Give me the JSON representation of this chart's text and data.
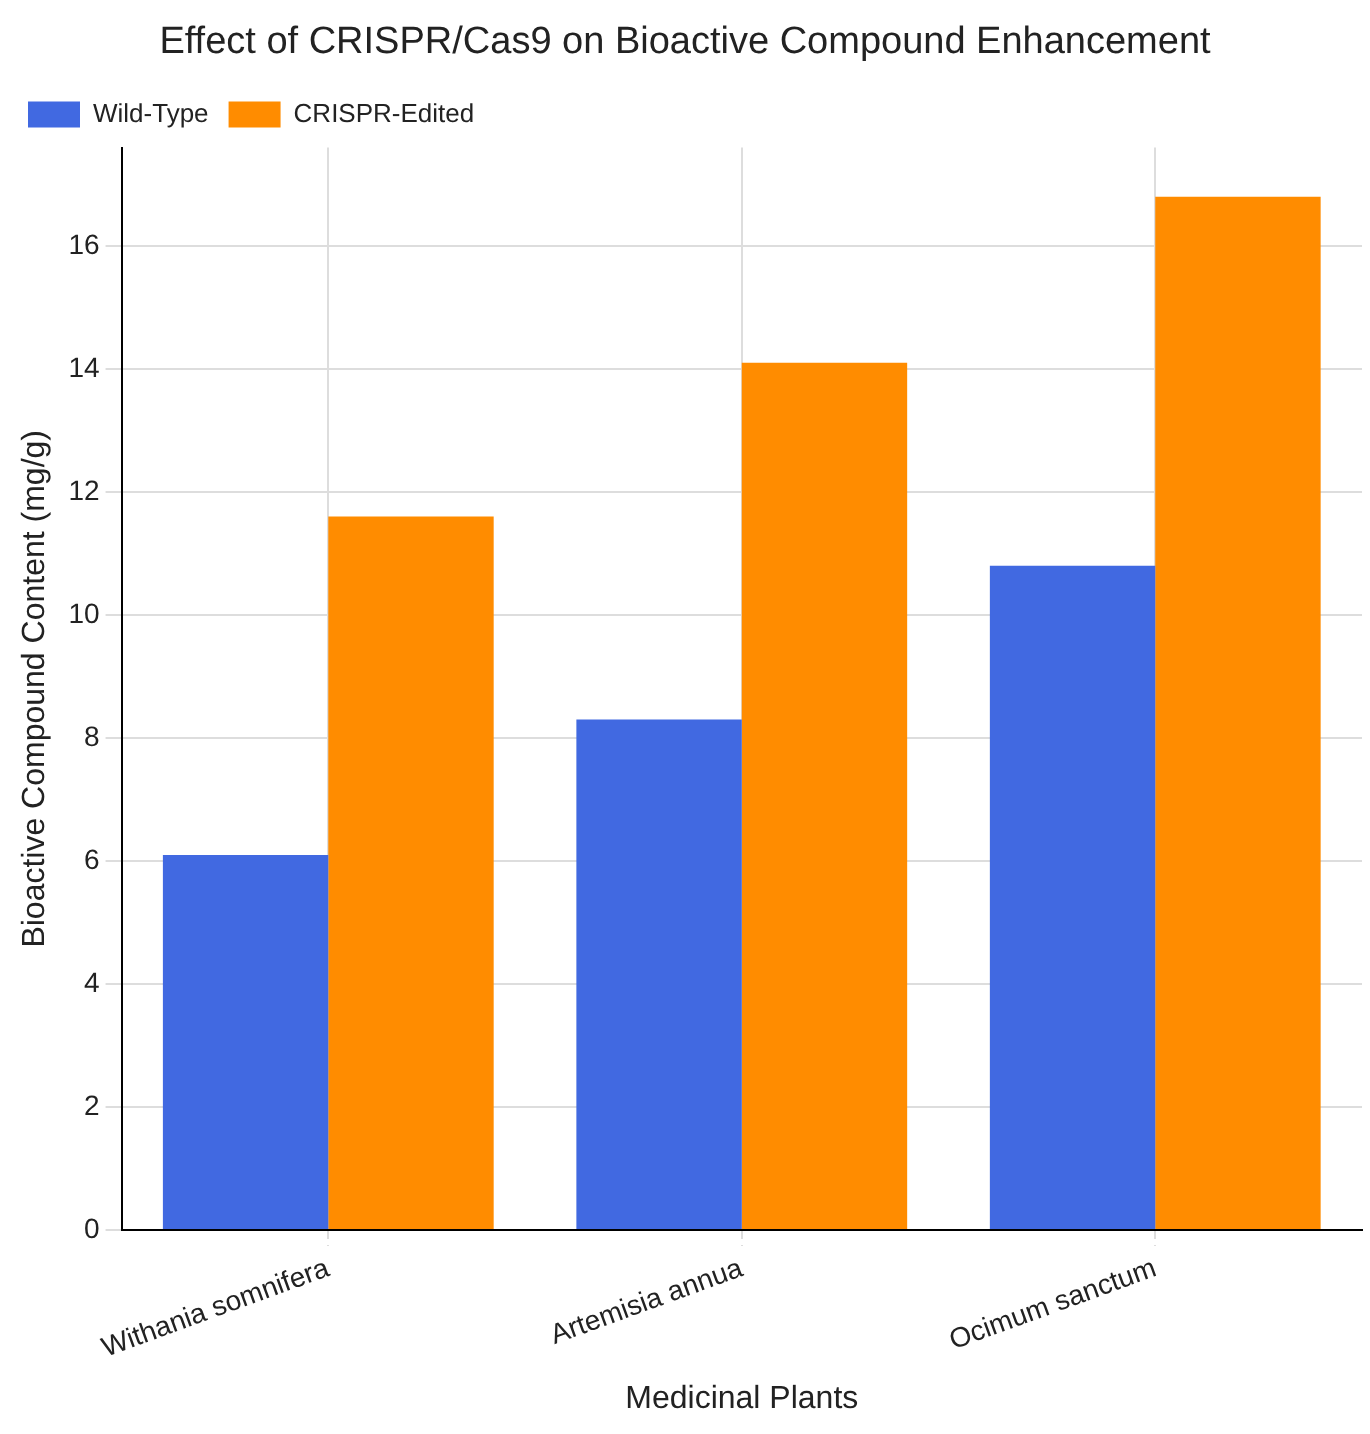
{
  "chart_data": {
    "type": "bar",
    "title": "Effect of CRISPR/Cas9 on Bioactive Compound Enhancement",
    "xlabel": "Medicinal Plants",
    "ylabel": "Bioactive Compound Content (mg/g)",
    "categories": [
      "Withania somnifera",
      "Artemisia annua",
      "Ocimum sanctum"
    ],
    "series": [
      {
        "name": "Wild-Type",
        "color": "#4169e1",
        "values": [
          6.1,
          8.3,
          10.8
        ]
      },
      {
        "name": "CRISPR-Edited",
        "color": "#ff8c00",
        "values": [
          11.6,
          14.1,
          16.8
        ]
      }
    ],
    "ylim": [
      0,
      17.6
    ],
    "yticks": [
      0,
      2,
      4,
      6,
      8,
      10,
      12,
      14,
      16
    ],
    "grid": true,
    "legend": "top left"
  }
}
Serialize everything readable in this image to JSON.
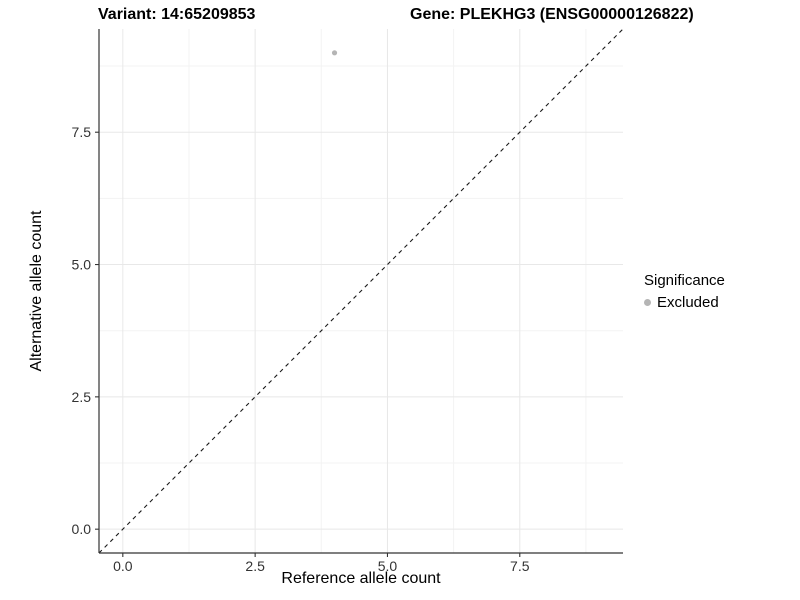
{
  "chart_data": {
    "type": "scatter",
    "title_variant": "Variant: 14:65209853",
    "title_gene": "Gene: PLEKHG3 (ENSG00000126822)",
    "xlabel": "Reference allele count",
    "ylabel": "Alternative allele count",
    "xlim": [
      -0.45,
      9.45
    ],
    "ylim": [
      -0.45,
      9.45
    ],
    "x_major_ticks": [
      0,
      2.5,
      5,
      7.5
    ],
    "x_tick_labels": [
      "0.0",
      "2.5",
      "5.0",
      "7.5"
    ],
    "x_minor_ticks": [
      1.25,
      3.75,
      6.25,
      8.75
    ],
    "y_major_ticks": [
      0,
      2.5,
      5,
      7.5
    ],
    "y_tick_labels": [
      "0.0",
      "2.5",
      "5.0",
      "7.5"
    ],
    "y_minor_ticks": [
      1.25,
      3.75,
      6.25,
      8.75
    ],
    "grid": "major+minor",
    "series": [
      {
        "name": "Excluded",
        "color": "#b5b5b5",
        "points": [
          [
            4,
            9
          ]
        ]
      }
    ],
    "identity_line": {
      "slope": 1,
      "intercept": 0,
      "style": "dashed",
      "color": "#1a1a1a"
    },
    "legend": {
      "position": "right",
      "title": "Significance",
      "items": [
        {
          "label": "Excluded",
          "color": "#b5b5b5"
        }
      ]
    }
  },
  "colors": {
    "background": "#ffffff",
    "grid_major": "#e8e8e8",
    "grid_minor": "#f3f3f3",
    "axis_line": "#333333",
    "tick_mark": "#333333",
    "tick_label": "#333333",
    "point": "#b5b5b5",
    "dashed_line": "#1a1a1a",
    "text": "#000000"
  }
}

What you need to do: Scan the lines above for "xlabel", then copy every one that has it.

Answer to this task:
    "xlabel": "Medicinal Plants",
    "xlabel": "Reference allele count",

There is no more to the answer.